## [Material for the task]
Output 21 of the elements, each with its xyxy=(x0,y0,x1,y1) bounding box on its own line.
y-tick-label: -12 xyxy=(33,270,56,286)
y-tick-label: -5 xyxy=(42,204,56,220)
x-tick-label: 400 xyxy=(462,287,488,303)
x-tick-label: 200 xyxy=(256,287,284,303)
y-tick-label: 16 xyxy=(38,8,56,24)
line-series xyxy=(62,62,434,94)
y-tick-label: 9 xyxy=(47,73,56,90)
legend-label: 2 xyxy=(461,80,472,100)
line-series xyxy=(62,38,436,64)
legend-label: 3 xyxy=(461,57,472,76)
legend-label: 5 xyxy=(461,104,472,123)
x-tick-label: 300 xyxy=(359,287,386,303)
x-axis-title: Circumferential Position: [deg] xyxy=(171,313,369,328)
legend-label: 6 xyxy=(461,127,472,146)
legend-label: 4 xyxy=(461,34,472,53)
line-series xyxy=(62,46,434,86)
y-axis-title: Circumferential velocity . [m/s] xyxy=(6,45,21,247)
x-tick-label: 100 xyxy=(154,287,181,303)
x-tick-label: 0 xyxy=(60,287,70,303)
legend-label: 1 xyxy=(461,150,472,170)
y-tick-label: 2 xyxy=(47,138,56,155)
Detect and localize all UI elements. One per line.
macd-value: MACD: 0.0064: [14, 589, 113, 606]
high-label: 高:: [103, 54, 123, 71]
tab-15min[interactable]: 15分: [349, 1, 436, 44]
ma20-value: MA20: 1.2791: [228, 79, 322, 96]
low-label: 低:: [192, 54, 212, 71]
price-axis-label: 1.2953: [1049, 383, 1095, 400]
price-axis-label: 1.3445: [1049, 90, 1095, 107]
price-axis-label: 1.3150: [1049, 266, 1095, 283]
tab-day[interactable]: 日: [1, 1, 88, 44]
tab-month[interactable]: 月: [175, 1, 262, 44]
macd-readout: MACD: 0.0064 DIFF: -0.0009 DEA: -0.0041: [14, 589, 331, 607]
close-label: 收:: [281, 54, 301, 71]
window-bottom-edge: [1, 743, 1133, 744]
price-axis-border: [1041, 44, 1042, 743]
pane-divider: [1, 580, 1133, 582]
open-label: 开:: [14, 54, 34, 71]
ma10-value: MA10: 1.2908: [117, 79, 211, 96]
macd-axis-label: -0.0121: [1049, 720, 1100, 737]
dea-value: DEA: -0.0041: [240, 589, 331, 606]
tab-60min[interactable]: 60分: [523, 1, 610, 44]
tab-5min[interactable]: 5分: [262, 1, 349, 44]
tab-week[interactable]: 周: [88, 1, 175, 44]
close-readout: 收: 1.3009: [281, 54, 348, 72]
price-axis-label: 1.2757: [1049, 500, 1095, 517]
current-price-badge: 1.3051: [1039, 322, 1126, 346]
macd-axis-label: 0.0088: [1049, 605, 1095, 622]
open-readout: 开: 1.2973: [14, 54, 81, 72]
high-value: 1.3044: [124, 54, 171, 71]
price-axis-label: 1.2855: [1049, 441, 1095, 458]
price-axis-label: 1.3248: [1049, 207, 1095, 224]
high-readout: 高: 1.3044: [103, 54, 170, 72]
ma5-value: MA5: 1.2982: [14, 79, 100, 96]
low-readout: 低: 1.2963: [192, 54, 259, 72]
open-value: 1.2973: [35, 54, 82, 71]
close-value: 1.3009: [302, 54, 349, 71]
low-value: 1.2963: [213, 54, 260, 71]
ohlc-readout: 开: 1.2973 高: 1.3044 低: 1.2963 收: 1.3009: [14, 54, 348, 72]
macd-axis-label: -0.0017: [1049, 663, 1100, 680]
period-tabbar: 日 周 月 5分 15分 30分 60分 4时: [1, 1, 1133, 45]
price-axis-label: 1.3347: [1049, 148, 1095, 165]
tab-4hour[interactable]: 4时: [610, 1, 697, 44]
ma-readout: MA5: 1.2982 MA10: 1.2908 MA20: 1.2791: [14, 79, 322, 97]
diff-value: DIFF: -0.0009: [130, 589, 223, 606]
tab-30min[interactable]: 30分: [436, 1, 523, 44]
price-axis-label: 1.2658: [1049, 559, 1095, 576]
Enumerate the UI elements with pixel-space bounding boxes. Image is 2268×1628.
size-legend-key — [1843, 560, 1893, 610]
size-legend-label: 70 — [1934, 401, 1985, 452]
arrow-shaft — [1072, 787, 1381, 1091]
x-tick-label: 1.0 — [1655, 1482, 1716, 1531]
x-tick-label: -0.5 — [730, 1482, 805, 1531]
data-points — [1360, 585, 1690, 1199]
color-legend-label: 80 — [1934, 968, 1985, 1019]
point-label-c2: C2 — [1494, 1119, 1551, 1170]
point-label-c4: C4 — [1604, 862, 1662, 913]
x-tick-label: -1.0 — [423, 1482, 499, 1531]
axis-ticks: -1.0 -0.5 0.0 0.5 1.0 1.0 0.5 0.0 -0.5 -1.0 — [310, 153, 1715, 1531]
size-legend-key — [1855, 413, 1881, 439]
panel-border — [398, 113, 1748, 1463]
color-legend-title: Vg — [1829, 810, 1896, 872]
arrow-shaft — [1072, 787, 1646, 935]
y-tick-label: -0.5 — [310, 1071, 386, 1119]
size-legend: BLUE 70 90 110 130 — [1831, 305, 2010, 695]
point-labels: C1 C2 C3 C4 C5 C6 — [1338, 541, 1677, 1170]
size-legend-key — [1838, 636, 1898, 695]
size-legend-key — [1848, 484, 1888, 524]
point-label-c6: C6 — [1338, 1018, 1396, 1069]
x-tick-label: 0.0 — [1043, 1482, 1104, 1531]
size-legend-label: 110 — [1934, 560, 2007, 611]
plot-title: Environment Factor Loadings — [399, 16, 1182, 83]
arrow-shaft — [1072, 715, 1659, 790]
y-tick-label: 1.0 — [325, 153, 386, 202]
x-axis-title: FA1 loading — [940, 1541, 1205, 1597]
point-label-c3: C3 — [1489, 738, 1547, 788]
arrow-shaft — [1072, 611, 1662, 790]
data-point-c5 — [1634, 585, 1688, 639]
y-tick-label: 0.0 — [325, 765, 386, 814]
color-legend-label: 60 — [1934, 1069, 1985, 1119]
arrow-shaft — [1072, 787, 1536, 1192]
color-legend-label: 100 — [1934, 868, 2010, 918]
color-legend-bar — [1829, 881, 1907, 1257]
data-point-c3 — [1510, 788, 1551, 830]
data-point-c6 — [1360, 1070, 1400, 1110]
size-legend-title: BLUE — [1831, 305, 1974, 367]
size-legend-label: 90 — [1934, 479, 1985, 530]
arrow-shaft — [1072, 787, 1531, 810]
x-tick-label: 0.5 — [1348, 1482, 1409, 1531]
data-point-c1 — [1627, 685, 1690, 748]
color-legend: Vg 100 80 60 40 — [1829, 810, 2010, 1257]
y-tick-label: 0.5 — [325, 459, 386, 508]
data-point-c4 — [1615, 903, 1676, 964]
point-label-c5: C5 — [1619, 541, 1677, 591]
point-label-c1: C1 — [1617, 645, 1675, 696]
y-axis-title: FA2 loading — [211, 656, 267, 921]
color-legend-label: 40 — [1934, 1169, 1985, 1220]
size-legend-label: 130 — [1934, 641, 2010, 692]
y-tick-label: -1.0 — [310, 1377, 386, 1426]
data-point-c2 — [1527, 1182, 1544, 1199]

## [Objective]
Copy out everything from the start of the listing down to the line containing "dea-value: DEA: -0.0041: [240, 589, 331, 606]", with that line included.

## [Answer]
Output 21 of the elements, each with its xyxy=(x0,y0,x1,y1) bounding box on its own line.
y-tick-label: -12 xyxy=(33,270,56,286)
y-tick-label: -5 xyxy=(42,204,56,220)
x-tick-label: 400 xyxy=(462,287,488,303)
x-tick-label: 200 xyxy=(256,287,284,303)
y-tick-label: 16 xyxy=(38,8,56,24)
line-series xyxy=(62,62,434,94)
y-tick-label: 9 xyxy=(47,73,56,90)
legend-label: 2 xyxy=(461,80,472,100)
line-series xyxy=(62,38,436,64)
legend-label: 3 xyxy=(461,57,472,76)
legend-label: 5 xyxy=(461,104,472,123)
x-tick-label: 300 xyxy=(359,287,386,303)
x-axis-title: Circumferential Position: [deg] xyxy=(171,313,369,328)
legend-label: 6 xyxy=(461,127,472,146)
legend-label: 4 xyxy=(461,34,472,53)
line-series xyxy=(62,46,434,86)
y-axis-title: Circumferential velocity . [m/s] xyxy=(6,45,21,247)
x-tick-label: 100 xyxy=(154,287,181,303)
x-tick-label: 0 xyxy=(60,287,70,303)
legend-label: 1 xyxy=(461,150,472,170)
y-tick-label: 2 xyxy=(47,138,56,155)
Detect and localize all UI elements. One per line.
macd-value: MACD: 0.0064: [14, 589, 113, 606]
high-label: 高:: [103, 54, 123, 71]
tab-15min[interactable]: 15分: [349, 1, 436, 44]
ma20-value: MA20: 1.2791: [228, 79, 322, 96]
low-label: 低:: [192, 54, 212, 71]
price-axis-label: 1.2953: [1049, 383, 1095, 400]
price-axis-label: 1.3445: [1049, 90, 1095, 107]
price-axis-label: 1.3150: [1049, 266, 1095, 283]
tab-day[interactable]: 日: [1, 1, 88, 44]
tab-month[interactable]: 月: [175, 1, 262, 44]
macd-readout: MACD: 0.0064 DIFF: -0.0009 DEA: -0.0041: [14, 589, 331, 607]
close-label: 收:: [281, 54, 301, 71]
window-bottom-edge: [1, 743, 1133, 744]
price-axis-border: [1041, 44, 1042, 743]
pane-divider: [1, 580, 1133, 582]
open-label: 开:: [14, 54, 34, 71]
ma10-value: MA10: 1.2908: [117, 79, 211, 96]
macd-axis-label: -0.0121: [1049, 720, 1100, 737]
dea-value: DEA: -0.0041: [240, 589, 331, 606]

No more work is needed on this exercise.